--- start of SOURCE DOCUMENT ---

Plot breakdown (and I can’t believe I even need to do this): out of the ashes of North America rose Panem, made up of the Capitol and thirteen surrounding districts. These districts provided the Capitol with goods and services until seventy-four years ago, when they rebelled against their government. The Capitol crushed both the resistance and District Thirteen. As a reminder to the districts never to rebel again, they held the Hunger Games every year since. Each district held a reaping to choose a boy and a girl to compete in a televised fight to the death. Only one child could survive. This year, District Twelve’s tributes are Katniss Everdeen and Peeta Mellark.
Let’s start with Katniss. In some ways she’s your standard action franchise main character, but she’s no Mary Sue. (I can’t imagine why anyone would want to be a Mary Sue in this universe, actually.) She’s strong, capable, self-assured, and familiar with hunger, but she’s prone to the weaknesses of a teenage girl. She’s not a well-written character, if I’m being completely honest: her narrative wears thin after a while. But it’s easy to identify with her and to see her as an independent person, not just as a skin I can slide into and walk around in. Katniss loves her little sister, distrusts her mother, and misses her father, and these feelings all combine to form a flawed but determined protagonist who will do whatever it takes to return home. And it definitely doesn’t hurt that she can hunt.
Peeta, on the other hand, is the son of a baker and the source of many jokes about bread. He, too, is strong, capable, and self-assured, much like the rest of the characters in the book. I think this works, though; the Seam, where Katniss and Peeta grew up, was a hungry district. The strong survived and the weak starved, and there was very little anyone could do about it — except Peeta, who saved Katniss from hunger years before, and neither of them ever forgot it. Peeta has been in loaf with Katniss (BREAD JOKE) since they were five years old, and he is willing to die if it means she can return home. His selflessness and his unconditional love seem a bit unrealistic, but the stability of his character is a source of comfort for both Katniss and the reader—at least for now.

--- end of SOURCE DOCUMENT ---
--- start of DATASET CONTENT ---

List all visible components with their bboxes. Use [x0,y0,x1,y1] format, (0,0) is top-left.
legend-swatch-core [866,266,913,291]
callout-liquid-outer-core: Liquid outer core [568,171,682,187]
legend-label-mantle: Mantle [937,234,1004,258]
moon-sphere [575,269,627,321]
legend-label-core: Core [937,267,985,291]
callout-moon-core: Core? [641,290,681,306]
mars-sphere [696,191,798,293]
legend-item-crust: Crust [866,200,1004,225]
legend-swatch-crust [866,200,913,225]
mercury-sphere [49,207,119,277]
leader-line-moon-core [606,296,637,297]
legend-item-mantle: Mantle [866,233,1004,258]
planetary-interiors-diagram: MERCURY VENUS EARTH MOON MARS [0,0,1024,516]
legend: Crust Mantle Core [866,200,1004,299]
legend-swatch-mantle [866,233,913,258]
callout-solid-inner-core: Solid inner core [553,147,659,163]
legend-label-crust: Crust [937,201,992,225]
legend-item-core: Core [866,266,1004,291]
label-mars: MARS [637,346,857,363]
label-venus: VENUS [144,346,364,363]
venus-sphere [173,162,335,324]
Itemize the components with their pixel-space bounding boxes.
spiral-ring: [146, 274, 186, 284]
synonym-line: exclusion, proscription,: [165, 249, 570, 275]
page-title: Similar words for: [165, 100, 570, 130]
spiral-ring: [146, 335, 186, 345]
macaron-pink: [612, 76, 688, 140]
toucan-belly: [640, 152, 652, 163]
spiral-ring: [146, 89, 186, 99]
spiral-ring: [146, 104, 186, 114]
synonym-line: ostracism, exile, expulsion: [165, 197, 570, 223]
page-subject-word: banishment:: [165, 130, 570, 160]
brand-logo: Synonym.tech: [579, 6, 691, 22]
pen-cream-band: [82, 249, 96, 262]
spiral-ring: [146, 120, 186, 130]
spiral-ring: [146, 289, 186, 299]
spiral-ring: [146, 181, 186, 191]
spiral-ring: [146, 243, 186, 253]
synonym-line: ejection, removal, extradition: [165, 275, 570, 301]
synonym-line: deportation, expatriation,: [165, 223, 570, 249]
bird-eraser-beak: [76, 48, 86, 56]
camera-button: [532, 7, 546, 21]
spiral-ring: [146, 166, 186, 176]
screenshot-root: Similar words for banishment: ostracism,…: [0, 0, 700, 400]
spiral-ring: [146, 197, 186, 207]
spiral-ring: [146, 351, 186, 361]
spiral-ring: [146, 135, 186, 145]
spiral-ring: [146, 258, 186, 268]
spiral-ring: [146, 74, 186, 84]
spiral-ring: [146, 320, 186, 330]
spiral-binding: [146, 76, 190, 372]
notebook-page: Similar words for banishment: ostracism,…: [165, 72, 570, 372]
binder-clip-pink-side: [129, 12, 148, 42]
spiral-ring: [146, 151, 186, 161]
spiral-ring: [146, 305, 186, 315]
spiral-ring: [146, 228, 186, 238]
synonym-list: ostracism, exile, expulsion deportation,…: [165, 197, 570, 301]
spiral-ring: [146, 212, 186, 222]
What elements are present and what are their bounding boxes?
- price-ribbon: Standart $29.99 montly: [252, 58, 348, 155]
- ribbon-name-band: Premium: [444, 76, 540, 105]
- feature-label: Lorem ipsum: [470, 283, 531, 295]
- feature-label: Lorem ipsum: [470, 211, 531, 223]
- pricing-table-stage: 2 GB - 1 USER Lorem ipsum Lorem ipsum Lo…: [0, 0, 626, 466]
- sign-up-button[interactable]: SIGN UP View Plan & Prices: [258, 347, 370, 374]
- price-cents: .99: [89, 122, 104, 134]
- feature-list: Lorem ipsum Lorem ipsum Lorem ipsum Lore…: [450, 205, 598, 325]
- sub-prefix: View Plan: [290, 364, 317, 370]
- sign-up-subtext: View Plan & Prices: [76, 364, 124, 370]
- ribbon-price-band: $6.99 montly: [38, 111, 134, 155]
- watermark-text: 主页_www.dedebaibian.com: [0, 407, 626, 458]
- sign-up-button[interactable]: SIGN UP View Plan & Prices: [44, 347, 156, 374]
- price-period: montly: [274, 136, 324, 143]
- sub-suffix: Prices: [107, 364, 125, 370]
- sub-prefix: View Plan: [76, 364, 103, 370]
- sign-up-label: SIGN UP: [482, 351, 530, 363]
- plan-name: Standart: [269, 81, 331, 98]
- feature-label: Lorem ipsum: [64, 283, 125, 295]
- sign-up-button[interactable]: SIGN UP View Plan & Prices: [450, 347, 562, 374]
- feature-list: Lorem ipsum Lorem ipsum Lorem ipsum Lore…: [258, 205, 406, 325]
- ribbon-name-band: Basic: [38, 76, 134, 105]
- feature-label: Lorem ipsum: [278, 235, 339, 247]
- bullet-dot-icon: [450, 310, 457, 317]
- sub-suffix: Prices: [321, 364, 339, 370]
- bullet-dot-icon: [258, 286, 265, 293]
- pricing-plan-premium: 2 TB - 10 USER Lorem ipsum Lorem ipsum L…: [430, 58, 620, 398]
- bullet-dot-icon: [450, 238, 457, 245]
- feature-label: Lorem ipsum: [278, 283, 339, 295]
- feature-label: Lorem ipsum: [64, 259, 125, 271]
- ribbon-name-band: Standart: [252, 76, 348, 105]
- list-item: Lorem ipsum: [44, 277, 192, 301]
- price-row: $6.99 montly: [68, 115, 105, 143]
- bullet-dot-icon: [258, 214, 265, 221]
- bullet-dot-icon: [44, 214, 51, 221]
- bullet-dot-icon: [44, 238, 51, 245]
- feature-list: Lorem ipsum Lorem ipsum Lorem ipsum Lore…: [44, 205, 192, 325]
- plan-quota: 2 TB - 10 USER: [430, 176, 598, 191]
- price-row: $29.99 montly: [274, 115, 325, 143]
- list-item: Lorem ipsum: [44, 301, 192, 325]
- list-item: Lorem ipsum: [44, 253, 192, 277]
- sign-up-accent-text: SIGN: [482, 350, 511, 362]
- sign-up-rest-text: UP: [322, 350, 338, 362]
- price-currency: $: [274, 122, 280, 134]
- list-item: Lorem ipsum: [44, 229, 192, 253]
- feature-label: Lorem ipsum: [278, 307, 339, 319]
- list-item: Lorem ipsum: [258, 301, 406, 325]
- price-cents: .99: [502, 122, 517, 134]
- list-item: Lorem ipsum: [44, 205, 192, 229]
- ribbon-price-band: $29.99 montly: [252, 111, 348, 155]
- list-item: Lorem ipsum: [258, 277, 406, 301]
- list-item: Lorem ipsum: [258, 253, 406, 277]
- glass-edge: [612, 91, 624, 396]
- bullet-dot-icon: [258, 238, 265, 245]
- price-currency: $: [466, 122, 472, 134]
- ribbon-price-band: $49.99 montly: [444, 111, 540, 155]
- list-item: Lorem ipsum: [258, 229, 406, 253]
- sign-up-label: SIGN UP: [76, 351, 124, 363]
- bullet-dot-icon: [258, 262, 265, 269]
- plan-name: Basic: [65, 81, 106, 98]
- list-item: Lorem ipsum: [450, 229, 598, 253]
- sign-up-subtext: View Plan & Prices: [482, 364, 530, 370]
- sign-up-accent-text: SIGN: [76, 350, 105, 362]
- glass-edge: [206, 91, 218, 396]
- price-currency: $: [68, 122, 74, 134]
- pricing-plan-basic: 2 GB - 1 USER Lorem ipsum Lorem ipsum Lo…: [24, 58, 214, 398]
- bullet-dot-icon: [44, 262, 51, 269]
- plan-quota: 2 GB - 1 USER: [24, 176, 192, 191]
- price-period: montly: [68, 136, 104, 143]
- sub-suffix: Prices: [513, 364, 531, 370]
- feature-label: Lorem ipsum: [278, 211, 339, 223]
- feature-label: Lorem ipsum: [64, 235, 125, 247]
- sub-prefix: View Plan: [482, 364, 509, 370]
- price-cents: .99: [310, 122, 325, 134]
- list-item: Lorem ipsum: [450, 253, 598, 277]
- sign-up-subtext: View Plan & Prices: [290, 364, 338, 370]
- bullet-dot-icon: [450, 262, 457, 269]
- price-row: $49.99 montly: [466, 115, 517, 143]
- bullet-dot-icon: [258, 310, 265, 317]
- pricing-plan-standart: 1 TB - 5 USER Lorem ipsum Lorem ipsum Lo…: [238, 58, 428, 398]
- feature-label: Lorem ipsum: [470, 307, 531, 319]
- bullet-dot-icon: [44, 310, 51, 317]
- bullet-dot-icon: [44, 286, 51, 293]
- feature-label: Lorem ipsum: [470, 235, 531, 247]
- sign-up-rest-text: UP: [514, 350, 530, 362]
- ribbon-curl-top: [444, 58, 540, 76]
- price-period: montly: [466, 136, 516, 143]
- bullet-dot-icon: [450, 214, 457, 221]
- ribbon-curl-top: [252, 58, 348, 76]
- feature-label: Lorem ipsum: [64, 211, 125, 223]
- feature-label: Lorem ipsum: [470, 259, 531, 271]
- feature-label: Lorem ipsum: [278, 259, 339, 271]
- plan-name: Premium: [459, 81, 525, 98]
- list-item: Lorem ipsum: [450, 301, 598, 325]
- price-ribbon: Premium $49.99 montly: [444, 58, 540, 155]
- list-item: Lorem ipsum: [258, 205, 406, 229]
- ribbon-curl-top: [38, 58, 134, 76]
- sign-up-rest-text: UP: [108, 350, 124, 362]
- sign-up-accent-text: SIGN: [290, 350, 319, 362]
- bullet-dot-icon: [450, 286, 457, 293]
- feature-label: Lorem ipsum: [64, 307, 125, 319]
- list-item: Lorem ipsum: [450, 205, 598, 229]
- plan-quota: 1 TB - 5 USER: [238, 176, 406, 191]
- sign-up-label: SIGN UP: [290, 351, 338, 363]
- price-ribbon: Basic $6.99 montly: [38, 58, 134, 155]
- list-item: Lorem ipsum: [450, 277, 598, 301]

--- end of DATASET CONTENT ---

» YOUR INSTRUCTIONS: Reproduce the stretch of the Hunger Games review from "Peeta, on the" through "least for now.", word for word. The records have no connection to the Hunger Games review.

» FULL RESPONSE:
Peeta, on the other hand, is the son of a baker and the source of many jokes about bread. He, too, is strong, capable, and self-assured, much like the rest of the characters in the book. I think this works, though; the Seam, where Katniss and Peeta grew up, was a hungry district. The strong survived and the weak starved, and there was very little anyone could do about it — except Peeta, who saved Katniss from hunger years before, and neither of them ever forgot it. Peeta has been in loaf with Katniss (BREAD JOKE) since they were five years old, and he is willing to die if it means she can return home. His selflessness and his unconditional love seem a bit unrealistic, but the stability of his character is a source of comfort for both Katniss and the reader—at least for now.